[Part of a data file]
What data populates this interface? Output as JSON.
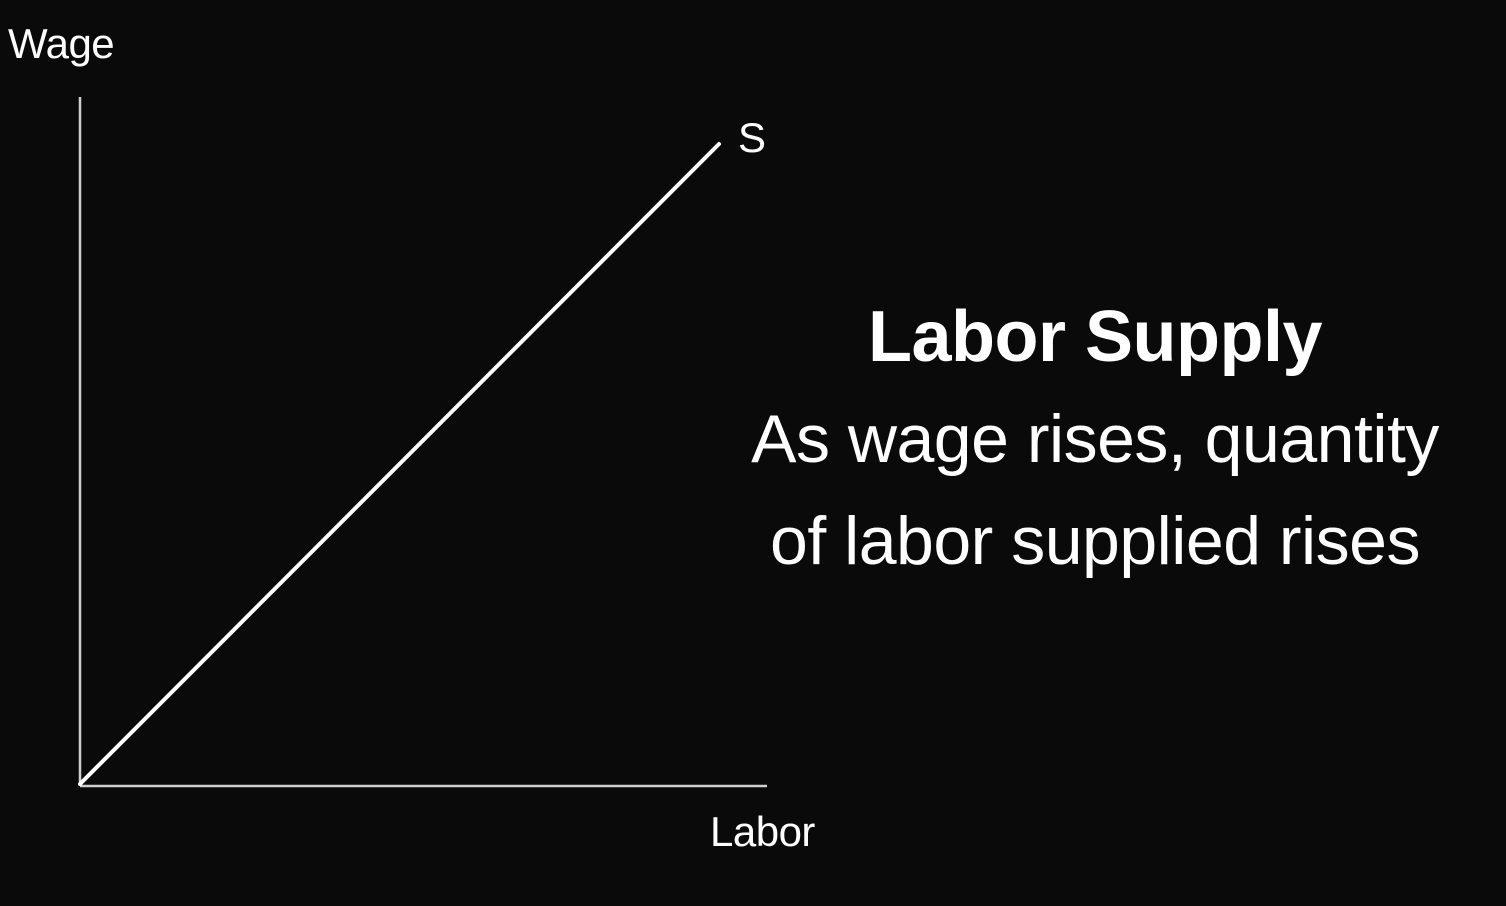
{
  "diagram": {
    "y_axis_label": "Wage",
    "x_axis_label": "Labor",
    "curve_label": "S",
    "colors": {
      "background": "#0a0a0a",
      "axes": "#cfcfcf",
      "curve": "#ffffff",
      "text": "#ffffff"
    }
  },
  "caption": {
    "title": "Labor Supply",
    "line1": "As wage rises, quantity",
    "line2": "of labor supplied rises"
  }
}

--

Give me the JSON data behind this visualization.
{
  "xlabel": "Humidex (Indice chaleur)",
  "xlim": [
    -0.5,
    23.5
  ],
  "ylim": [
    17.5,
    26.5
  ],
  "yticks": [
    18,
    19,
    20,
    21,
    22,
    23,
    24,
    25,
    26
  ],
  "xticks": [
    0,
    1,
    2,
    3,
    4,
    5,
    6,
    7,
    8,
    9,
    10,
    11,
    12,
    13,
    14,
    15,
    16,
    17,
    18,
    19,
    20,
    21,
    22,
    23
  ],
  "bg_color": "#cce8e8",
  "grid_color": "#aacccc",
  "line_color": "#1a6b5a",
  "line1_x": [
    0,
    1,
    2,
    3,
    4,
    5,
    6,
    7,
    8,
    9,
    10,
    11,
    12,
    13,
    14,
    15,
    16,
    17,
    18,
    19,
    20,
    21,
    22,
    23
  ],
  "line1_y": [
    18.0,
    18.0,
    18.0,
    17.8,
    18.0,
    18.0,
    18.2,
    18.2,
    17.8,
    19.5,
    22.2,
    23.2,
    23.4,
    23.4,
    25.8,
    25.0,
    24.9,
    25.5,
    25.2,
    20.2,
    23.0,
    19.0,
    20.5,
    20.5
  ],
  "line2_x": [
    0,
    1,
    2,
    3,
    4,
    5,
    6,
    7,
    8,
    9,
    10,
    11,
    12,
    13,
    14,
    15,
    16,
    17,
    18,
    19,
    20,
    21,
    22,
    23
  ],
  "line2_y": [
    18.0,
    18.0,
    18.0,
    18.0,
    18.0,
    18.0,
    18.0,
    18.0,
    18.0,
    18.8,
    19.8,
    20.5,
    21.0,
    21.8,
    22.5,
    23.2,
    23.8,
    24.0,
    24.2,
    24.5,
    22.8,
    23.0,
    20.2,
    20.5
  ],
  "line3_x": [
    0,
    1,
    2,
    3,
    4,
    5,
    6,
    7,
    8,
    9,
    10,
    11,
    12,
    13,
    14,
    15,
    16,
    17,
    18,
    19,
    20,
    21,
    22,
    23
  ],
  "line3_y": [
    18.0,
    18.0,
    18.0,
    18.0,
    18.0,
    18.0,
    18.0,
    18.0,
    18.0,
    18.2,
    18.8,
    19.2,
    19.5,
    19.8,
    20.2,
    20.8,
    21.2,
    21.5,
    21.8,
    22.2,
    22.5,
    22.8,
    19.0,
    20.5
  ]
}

§ **The exercise**
Report how many lines in the records above contain the word "rises", giving only the number.

§ **The response**
2